DO THIS | Transcribe the records that follow in their entirety, omitting any pictures.

::: LISTING :::

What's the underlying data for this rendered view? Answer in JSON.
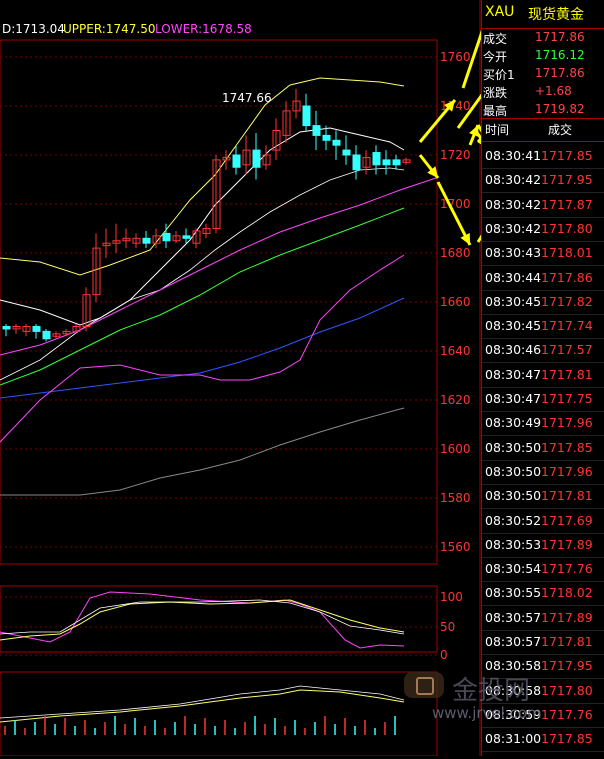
{
  "indicator": {
    "mid": "D:1713.04",
    "upper": "UPPER:1747.50",
    "lower": "LOWER:1678.58"
  },
  "price_axis": [
    "1760",
    "1740",
    "1720",
    "1700",
    "1680",
    "1660",
    "1640",
    "1620",
    "1600",
    "1580",
    "1560"
  ],
  "osc_axis": [
    "100",
    "50",
    "0"
  ],
  "high_label": "1747.66",
  "symbol": {
    "code": "XAU",
    "name": "现货黄金"
  },
  "quote": [
    {
      "label": "成交",
      "value": "1717.86",
      "color": "#ff4444"
    },
    {
      "label": "今开",
      "value": "1716.12",
      "color": "#33ff33"
    },
    {
      "label": "买价1",
      "value": "1717.86",
      "color": "#ff4444"
    },
    {
      "label": "涨跌",
      "value": "+1.68",
      "color": "#ff4444"
    },
    {
      "label": "最高",
      "value": "1719.82",
      "color": "#ff4444"
    }
  ],
  "ticks_header": {
    "time": "时间",
    "price": "成交"
  },
  "ticks": [
    {
      "time": "08:30:41",
      "price": "1717.85"
    },
    {
      "time": "08:30:42",
      "price": "1717.95"
    },
    {
      "time": "08:30:42",
      "price": "1717.87"
    },
    {
      "time": "08:30:42",
      "price": "1717.80"
    },
    {
      "time": "08:30:43",
      "price": "1718.01"
    },
    {
      "time": "08:30:44",
      "price": "1717.86"
    },
    {
      "time": "08:30:45",
      "price": "1717.82"
    },
    {
      "time": "08:30:45",
      "price": "1717.74"
    },
    {
      "time": "08:30:46",
      "price": "1717.57"
    },
    {
      "time": "08:30:47",
      "price": "1717.81"
    },
    {
      "time": "08:30:47",
      "price": "1717.75"
    },
    {
      "time": "08:30:49",
      "price": "1717.96"
    },
    {
      "time": "08:30:50",
      "price": "1717.85"
    },
    {
      "time": "08:30:50",
      "price": "1717.96"
    },
    {
      "time": "08:30:50",
      "price": "1717.81"
    },
    {
      "time": "08:30:52",
      "price": "1717.69"
    },
    {
      "time": "08:30:53",
      "price": "1717.89"
    },
    {
      "time": "08:30:54",
      "price": "1717.76"
    },
    {
      "time": "08:30:55",
      "price": "1718.02"
    },
    {
      "time": "08:30:57",
      "price": "1717.89"
    },
    {
      "time": "08:30:57",
      "price": "1717.81"
    },
    {
      "time": "08:30:58",
      "price": "1717.95"
    },
    {
      "time": "08:30:58",
      "price": "1717.80"
    },
    {
      "time": "08:30:59",
      "price": "1717.76"
    },
    {
      "time": "08:31:00",
      "price": "1717.85"
    }
  ],
  "watermark": {
    "logo": "金投网",
    "url": "www.jrvel.com"
  },
  "colors": {
    "up": "#ff3333",
    "down": "#33ffff",
    "grid": "#a00000",
    "arrow": "#ffff00",
    "upper_band": "#ffff66",
    "mid": "#ffffff",
    "ma_magenta": "#ff44ff",
    "ma_green": "#33ff33",
    "ma_blue": "#3355ff",
    "ma_gray": "#888888"
  }
}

:::

SOLUTION FOR THIS TASK |
What's the underlying data for this rendered view? Answer in JSON.
{
  "indicator": {
    "mid": "D:1713.04",
    "upper": "UPPER:1747.50",
    "lower": "LOWER:1678.58"
  },
  "price_axis": [
    "1760",
    "1740",
    "1720",
    "1700",
    "1680",
    "1660",
    "1640",
    "1620",
    "1600",
    "1580",
    "1560"
  ],
  "osc_axis": [
    "100",
    "50",
    "0"
  ],
  "high_label": "1747.66",
  "symbol": {
    "code": "XAU",
    "name": "现货黄金"
  },
  "quote": [
    {
      "label": "成交",
      "value": "1717.86",
      "color": "#ff4444"
    },
    {
      "label": "今开",
      "value": "1716.12",
      "color": "#33ff33"
    },
    {
      "label": "买价1",
      "value": "1717.86",
      "color": "#ff4444"
    },
    {
      "label": "涨跌",
      "value": "+1.68",
      "color": "#ff4444"
    },
    {
      "label": "最高",
      "value": "1719.82",
      "color": "#ff4444"
    }
  ],
  "ticks_header": {
    "time": "时间",
    "price": "成交"
  },
  "ticks": [
    {
      "time": "08:30:41",
      "price": "1717.85"
    },
    {
      "time": "08:30:42",
      "price": "1717.95"
    },
    {
      "time": "08:30:42",
      "price": "1717.87"
    },
    {
      "time": "08:30:42",
      "price": "1717.80"
    },
    {
      "time": "08:30:43",
      "price": "1718.01"
    },
    {
      "time": "08:30:44",
      "price": "1717.86"
    },
    {
      "time": "08:30:45",
      "price": "1717.82"
    },
    {
      "time": "08:30:45",
      "price": "1717.74"
    },
    {
      "time": "08:30:46",
      "price": "1717.57"
    },
    {
      "time": "08:30:47",
      "price": "1717.81"
    },
    {
      "time": "08:30:47",
      "price": "1717.75"
    },
    {
      "time": "08:30:49",
      "price": "1717.96"
    },
    {
      "time": "08:30:50",
      "price": "1717.85"
    },
    {
      "time": "08:30:50",
      "price": "1717.96"
    },
    {
      "time": "08:30:50",
      "price": "1717.81"
    },
    {
      "time": "08:30:52",
      "price": "1717.69"
    },
    {
      "time": "08:30:53",
      "price": "1717.89"
    },
    {
      "time": "08:30:54",
      "price": "1717.76"
    },
    {
      "time": "08:30:55",
      "price": "1718.02"
    },
    {
      "time": "08:30:57",
      "price": "1717.89"
    },
    {
      "time": "08:30:57",
      "price": "1717.81"
    },
    {
      "time": "08:30:58",
      "price": "1717.95"
    },
    {
      "time": "08:30:58",
      "price": "1717.80"
    },
    {
      "time": "08:30:59",
      "price": "1717.76"
    },
    {
      "time": "08:31:00",
      "price": "1717.85"
    }
  ],
  "watermark": {
    "logo": "金投网",
    "url": "www.jrvel.com"
  },
  "colors": {
    "up": "#ff3333",
    "down": "#33ffff",
    "grid": "#a00000",
    "arrow": "#ffff00",
    "upper_band": "#ffff66",
    "mid": "#ffffff",
    "ma_magenta": "#ff44ff",
    "ma_green": "#33ff33",
    "ma_blue": "#3355ff",
    "ma_gray": "#888888"
  }
}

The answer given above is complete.